[Data listing]
++++++++
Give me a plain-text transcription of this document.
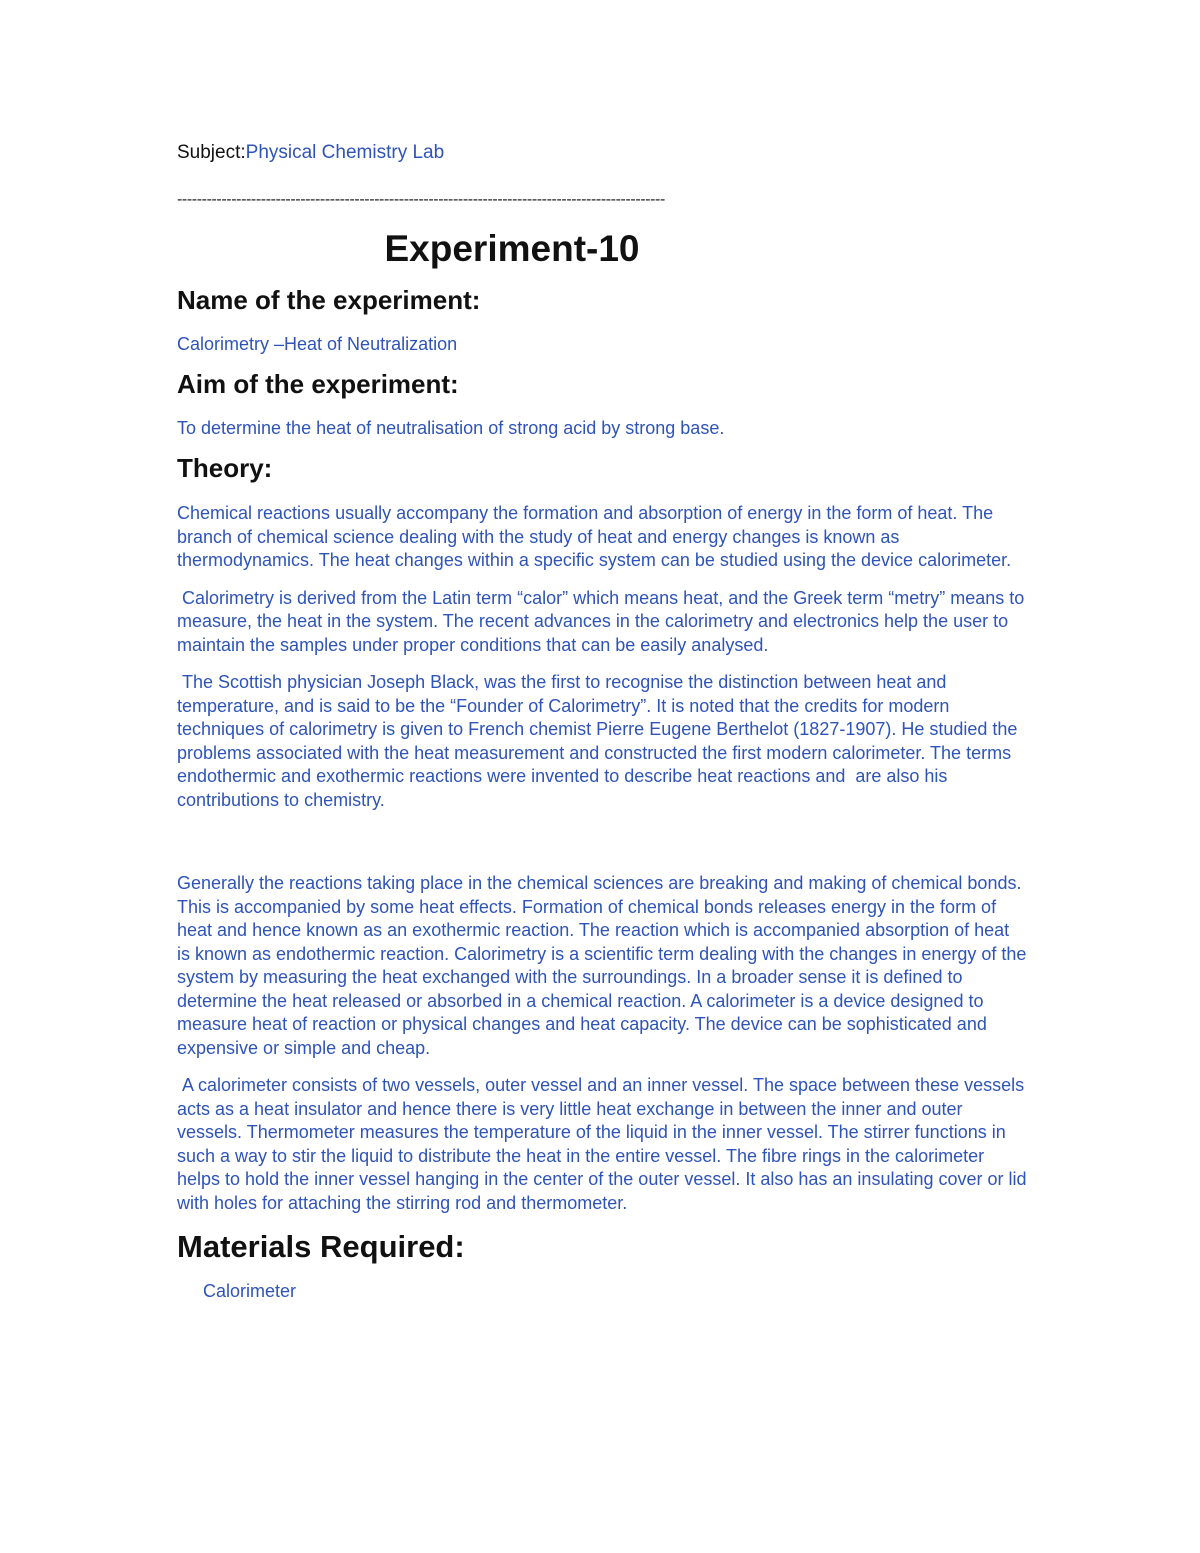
Subject:Physical Chemistry Lab

---------------------------------------------------------------------------------------------------
Experiment-10
Name of the experiment:

Calorimetry –Heat of Neutralization

Aim of the experiment:

To determine the heat of neutralisation of strong acid by strong base.

Theory:

Chemical reactions usually accompany the formation and absorption of energy in the form of heat. The branch of chemical science dealing with the study of heat and energy changes is known as thermodynamics. The heat changes within a specific system can be studied using the device calorimeter.

Calorimetry is derived from the Latin term “calor” which means heat, and the Greek term “metry” means to measure, the heat in the system. The recent advances in the calorimetry and electronics help the user to maintain the samples under proper conditions that can be easily analysed.

The Scottish physician Joseph Black, was the first to recognise the distinction between heat and temperature, and is said to be the “Founder of Calorimetry”. It is noted that the credits for modern techniques of calorimetry is given to French chemist Pierre Eugene Berthelot (1827-1907). He studied the problems associated with the heat measurement and constructed the first modern calorimeter. The terms endothermic and exothermic reactions were invented to describe heat reactions and  are also his contributions to chemistry.

Generally the reactions taking place in the chemical sciences are breaking and making of chemical bonds. This is accompanied by some heat effects. Formation of chemical bonds releases energy in the form of heat and hence known as an exothermic reaction. The reaction which is accompanied absorption of heat is known as endothermic reaction. Calorimetry is a scientific term dealing with the changes in energy of the system by measuring the heat exchanged with the surroundings. In a broader sense it is defined to determine the heat released or absorbed in a chemical reaction. A calorimeter is a device designed to measure heat of reaction or physical changes and heat capacity. The device can be sophisticated and expensive or simple and cheap.

A calorimeter consists of two vessels, outer vessel and an inner vessel. The space between these vessels acts as a heat insulator and hence there is very little heat exchange in between the inner and outer vessels. Thermometer measures the temperature of the liquid in the inner vessel. The stirrer functions in such a way to stir the liquid to distribute the heat in the entire vessel. The fibre rings in the calorimeter helps to hold the inner vessel hanging in the center of the outer vessel. It also has an insulating cover or lid with holes for attaching the stirring rod and thermometer.

Materials Required:

Calorimeter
++++++++
TASK STATEMENT: Write out the full set of lines verbatim, without the pictures.

EXERCISE SOLUTION:
Give me a plain-text transcription of this document.
Subject:Physical Chemistry Lab

---------------------------------------------------------------------------------------------------
Experiment-10
Name of the experiment:

Calorimetry –Heat of Neutralization

Aim of the experiment:

To determine the heat of neutralisation of strong acid by strong base.

Theory:

Chemical reactions usually accompany the formation and absorption of energy in the form of heat. The branch of chemical science dealing with the study of heat and energy changes is known as thermodynamics. The heat changes within a specific system can be studied using the device calorimeter.

Calorimetry is derived from the Latin term “calor” which means heat, and the Greek term “metry” means to measure, the heat in the system. The recent advances in the calorimetry and electronics help the user to maintain the samples under proper conditions that can be easily analysed.

The Scottish physician Joseph Black, was the first to recognise the distinction between heat and temperature, and is said to be the “Founder of Calorimetry”. It is noted that the credits for modern techniques of calorimetry is given to French chemist Pierre Eugene Berthelot (1827-1907). He studied the problems associated with the heat measurement and constructed the first modern calorimeter. The terms endothermic and exothermic reactions were invented to describe heat reactions and  are also his contributions to chemistry.

Generally the reactions taking place in the chemical sciences are breaking and making of chemical bonds. This is accompanied by some heat effects. Formation of chemical bonds releases energy in the form of heat and hence known as an exothermic reaction. The reaction which is accompanied absorption of heat is known as endothermic reaction. Calorimetry is a scientific term dealing with the changes in energy of the system by measuring the heat exchanged with the surroundings. In a broader sense it is defined to determine the heat released or absorbed in a chemical reaction. A calorimeter is a device designed to measure heat of reaction or physical changes and heat capacity. The device can be sophisticated and expensive or simple and cheap.

A calorimeter consists of two vessels, outer vessel and an inner vessel. The space between these vessels acts as a heat insulator and hence there is very little heat exchange in between the inner and outer vessels. Thermometer measures the temperature of the liquid in the inner vessel. The stirrer functions in such a way to stir the liquid to distribute the heat in the entire vessel. The fibre rings in the calorimeter helps to hold the inner vessel hanging in the center of the outer vessel. It also has an insulating cover or lid with holes for attaching the stirring rod and thermometer.

Materials Required:

Calorimeter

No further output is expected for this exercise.